Reproduce all the entries precisely.

►

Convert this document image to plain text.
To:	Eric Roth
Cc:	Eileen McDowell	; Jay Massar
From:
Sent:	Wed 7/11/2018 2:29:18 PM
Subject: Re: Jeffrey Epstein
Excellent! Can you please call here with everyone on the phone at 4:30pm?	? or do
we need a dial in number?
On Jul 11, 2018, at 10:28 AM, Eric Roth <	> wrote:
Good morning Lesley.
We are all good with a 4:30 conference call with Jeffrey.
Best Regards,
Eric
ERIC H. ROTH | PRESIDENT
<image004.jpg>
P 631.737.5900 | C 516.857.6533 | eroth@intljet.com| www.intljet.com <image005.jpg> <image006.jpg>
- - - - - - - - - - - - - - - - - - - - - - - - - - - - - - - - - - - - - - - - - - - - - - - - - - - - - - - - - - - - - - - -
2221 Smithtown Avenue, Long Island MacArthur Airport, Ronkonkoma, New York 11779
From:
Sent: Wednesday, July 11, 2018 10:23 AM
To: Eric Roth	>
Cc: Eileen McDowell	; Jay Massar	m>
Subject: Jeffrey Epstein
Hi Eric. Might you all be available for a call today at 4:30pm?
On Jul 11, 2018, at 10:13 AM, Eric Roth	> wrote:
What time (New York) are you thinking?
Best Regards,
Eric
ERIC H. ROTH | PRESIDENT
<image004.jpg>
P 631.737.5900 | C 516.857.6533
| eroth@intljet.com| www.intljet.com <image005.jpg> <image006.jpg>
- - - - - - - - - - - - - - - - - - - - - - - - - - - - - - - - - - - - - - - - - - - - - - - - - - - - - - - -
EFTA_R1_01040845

◄

[RESPONSE BELOW]:
Convert this document image to plain text.
To:	Eric Roth
Cc:	Eileen McDowell	; Jay Massar
From:
Sent:	Wed 7/11/2018 2:29:18 PM
Subject: Re: Jeffrey Epstein
Excellent! Can you please call here with everyone on the phone at 4:30pm?	? or do
we need a dial in number?
On Jul 11, 2018, at 10:28 AM, Eric Roth <	> wrote:
Good morning Lesley.
We are all good with a 4:30 conference call with Jeffrey.
Best Regards,
Eric
ERIC H. ROTH | PRESIDENT
<image004.jpg>
P 631.737.5900 | C 516.857.6533 | eroth@intljet.com| www.intljet.com <image005.jpg> <image006.jpg>
- - - - - - - - - - - - - - - - - - - - - - - - - - - - - - - - - - - - - - - - - - - - - - - - - - - - - - - - - - - - - - - -
2221 Smithtown Avenue, Long Island MacArthur Airport, Ronkonkoma, New York 11779
From:
Sent: Wednesday, July 11, 2018 10:23 AM
To: Eric Roth	>
Cc: Eileen McDowell	; Jay Massar	m>
Subject: Jeffrey Epstein
Hi Eric. Might you all be available for a call today at 4:30pm?
On Jul 11, 2018, at 10:13 AM, Eric Roth	> wrote:
What time (New York) are you thinking?
Best Regards,
Eric
ERIC H. ROTH | PRESIDENT
<image004.jpg>
P 631.737.5900 | C 516.857.6533
| eroth@intljet.com| www.intljet.com <image005.jpg> <image006.jpg>
- - - - - - - - - - - - - - - - - - - - - - - - - - - - - - - - - - - - - - - - - - - - - - - - - - - - - - - -
EFTA_R1_01040845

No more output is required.